- _What this task involves_
Reproduce the whole listing, character for character.

- _Task data_

— start —

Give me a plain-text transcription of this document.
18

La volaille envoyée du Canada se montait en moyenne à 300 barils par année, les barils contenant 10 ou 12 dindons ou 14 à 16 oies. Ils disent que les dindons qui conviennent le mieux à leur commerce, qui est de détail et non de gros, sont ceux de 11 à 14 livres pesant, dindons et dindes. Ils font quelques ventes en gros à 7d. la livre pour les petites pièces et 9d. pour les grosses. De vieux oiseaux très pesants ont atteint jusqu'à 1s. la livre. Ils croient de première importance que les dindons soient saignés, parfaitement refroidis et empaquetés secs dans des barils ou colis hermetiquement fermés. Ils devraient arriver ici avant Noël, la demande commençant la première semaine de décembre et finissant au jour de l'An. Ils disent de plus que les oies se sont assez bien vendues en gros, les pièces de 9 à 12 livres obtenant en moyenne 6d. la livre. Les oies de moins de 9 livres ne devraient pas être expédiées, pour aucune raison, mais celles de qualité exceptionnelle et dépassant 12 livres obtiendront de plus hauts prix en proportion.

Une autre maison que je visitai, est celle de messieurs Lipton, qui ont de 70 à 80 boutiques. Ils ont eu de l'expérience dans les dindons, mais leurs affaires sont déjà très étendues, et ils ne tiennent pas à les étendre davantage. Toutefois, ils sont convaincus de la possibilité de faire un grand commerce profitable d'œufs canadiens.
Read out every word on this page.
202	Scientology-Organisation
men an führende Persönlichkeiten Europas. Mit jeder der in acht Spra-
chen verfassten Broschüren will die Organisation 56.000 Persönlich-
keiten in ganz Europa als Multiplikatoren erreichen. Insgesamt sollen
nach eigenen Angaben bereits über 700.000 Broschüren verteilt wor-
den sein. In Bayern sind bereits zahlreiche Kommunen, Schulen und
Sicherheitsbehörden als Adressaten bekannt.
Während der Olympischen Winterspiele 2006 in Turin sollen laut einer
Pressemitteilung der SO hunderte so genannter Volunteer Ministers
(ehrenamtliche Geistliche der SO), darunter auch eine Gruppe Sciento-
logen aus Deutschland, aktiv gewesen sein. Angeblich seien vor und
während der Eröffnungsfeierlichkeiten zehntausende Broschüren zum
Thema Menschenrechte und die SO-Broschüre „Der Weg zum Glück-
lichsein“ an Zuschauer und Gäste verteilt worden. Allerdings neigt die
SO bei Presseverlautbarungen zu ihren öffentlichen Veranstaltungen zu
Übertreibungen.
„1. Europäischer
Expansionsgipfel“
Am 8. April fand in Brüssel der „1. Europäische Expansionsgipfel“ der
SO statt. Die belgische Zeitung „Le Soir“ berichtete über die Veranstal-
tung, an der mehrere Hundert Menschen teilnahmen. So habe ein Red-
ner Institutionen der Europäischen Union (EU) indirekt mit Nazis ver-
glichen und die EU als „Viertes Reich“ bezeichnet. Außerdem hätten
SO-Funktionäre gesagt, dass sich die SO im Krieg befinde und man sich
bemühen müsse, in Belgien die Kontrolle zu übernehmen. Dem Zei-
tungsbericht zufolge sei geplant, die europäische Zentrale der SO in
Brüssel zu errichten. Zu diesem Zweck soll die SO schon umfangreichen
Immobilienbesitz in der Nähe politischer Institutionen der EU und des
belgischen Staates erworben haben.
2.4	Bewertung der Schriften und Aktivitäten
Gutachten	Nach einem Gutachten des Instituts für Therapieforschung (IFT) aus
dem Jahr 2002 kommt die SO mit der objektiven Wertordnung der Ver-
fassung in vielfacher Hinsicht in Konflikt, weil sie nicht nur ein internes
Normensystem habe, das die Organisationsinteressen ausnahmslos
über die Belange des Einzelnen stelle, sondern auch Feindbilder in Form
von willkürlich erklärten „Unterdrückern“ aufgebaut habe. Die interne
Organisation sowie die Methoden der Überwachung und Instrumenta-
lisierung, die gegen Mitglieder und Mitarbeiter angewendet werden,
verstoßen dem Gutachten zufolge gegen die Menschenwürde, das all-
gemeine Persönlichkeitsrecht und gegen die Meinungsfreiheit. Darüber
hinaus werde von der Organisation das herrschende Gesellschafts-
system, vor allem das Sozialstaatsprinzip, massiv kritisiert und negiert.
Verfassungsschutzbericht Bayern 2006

— end —

- _Worked solution_
Give me a plain-text transcription of this document.
18

La volaille envoyée du Canada se montait en moyenne à 300 barils par année, les barils contenant 10 ou 12 dindons ou 14 à 16 oies. Ils disent que les dindons qui conviennent le mieux à leur commerce, qui est de détail et non de gros, sont ceux de 11 à 14 livres pesant, dindons et dindes. Ils font quelques ventes en gros à 7d. la livre pour les petites pièces et 9d. pour les grosses. De vieux oiseaux très pesants ont atteint jusqu'à 1s. la livre. Ils croient de première importance que les dindons soient saignés, parfaitement refroidis et empaquetés secs dans des barils ou colis hermetiquement fermés. Ils devraient arriver ici avant Noël, la demande commençant la première semaine de décembre et finissant au jour de l'An. Ils disent de plus que les oies se sont assez bien vendues en gros, les pièces de 9 à 12 livres obtenant en moyenne 6d. la livre. Les oies de moins de 9 livres ne devraient pas être expédiées, pour aucune raison, mais celles de qualité exceptionnelle et dépassant 12 livres obtiendront de plus hauts prix en proportion.

Une autre maison que je visitai, est celle de messieurs Lipton, qui ont de 70 à 80 boutiques. Ils ont eu de l'expérience dans les dindons, mais leurs affaires sont déjà très étendues, et ils ne tiennent pas à les étendre davantage. Toutefois, ils sont convaincus de la possibilité de faire un grand commerce profitable d'œufs canadiens.
Read out every word on this page.
202	Scientology-Organisation
men an führende Persönlichkeiten Europas. Mit jeder der in acht Spra-
chen verfassten Broschüren will die Organisation 56.000 Persönlich-
keiten in ganz Europa als Multiplikatoren erreichen. Insgesamt sollen
nach eigenen Angaben bereits über 700.000 Broschüren verteilt wor-
den sein. In Bayern sind bereits zahlreiche Kommunen, Schulen und
Sicherheitsbehörden als Adressaten bekannt.
Während der Olympischen Winterspiele 2006 in Turin sollen laut einer
Pressemitteilung der SO hunderte so genannter Volunteer Ministers
(ehrenamtliche Geistliche der SO), darunter auch eine Gruppe Sciento-
logen aus Deutschland, aktiv gewesen sein. Angeblich seien vor und
während der Eröffnungsfeierlichkeiten zehntausende Broschüren zum
Thema Menschenrechte und die SO-Broschüre „Der Weg zum Glück-
lichsein“ an Zuschauer und Gäste verteilt worden. Allerdings neigt die
SO bei Presseverlautbarungen zu ihren öffentlichen Veranstaltungen zu
Übertreibungen.
„1. Europäischer
Expansionsgipfel“
Am 8. April fand in Brüssel der „1. Europäische Expansionsgipfel“ der
SO statt. Die belgische Zeitung „Le Soir“ berichtete über die Veranstal-
tung, an der mehrere Hundert Menschen teilnahmen. So habe ein Red-
ner Institutionen der Europäischen Union (EU) indirekt mit Nazis ver-
glichen und die EU als „Viertes Reich“ bezeichnet. Außerdem hätten
SO-Funktionäre gesagt, dass sich die SO im Krieg befinde und man sich
bemühen müsse, in Belgien die Kontrolle zu übernehmen. Dem Zei-
tungsbericht zufolge sei geplant, die europäische Zentrale der SO in
Brüssel zu errichten. Zu diesem Zweck soll die SO schon umfangreichen
Immobilienbesitz in der Nähe politischer Institutionen der EU und des
belgischen Staates erworben haben.
2.4	Bewertung der Schriften und Aktivitäten
Gutachten	Nach einem Gutachten des Instituts für Therapieforschung (IFT) aus
dem Jahr 2002 kommt die SO mit der objektiven Wertordnung der Ver-
fassung in vielfacher Hinsicht in Konflikt, weil sie nicht nur ein internes
Normensystem habe, das die Organisationsinteressen ausnahmslos
über die Belange des Einzelnen stelle, sondern auch Feindbilder in Form
von willkürlich erklärten „Unterdrückern“ aufgebaut habe. Die interne
Organisation sowie die Methoden der Überwachung und Instrumenta-
lisierung, die gegen Mitglieder und Mitarbeiter angewendet werden,
verstoßen dem Gutachten zufolge gegen die Menschenwürde, das all-
gemeine Persönlichkeitsrecht und gegen die Meinungsfreiheit. Darüber
hinaus werde von der Organisation das herrschende Gesellschafts-
system, vor allem das Sozialstaatsprinzip, massiv kritisiert und negiert.
Verfassungsschutzbericht Bayern 2006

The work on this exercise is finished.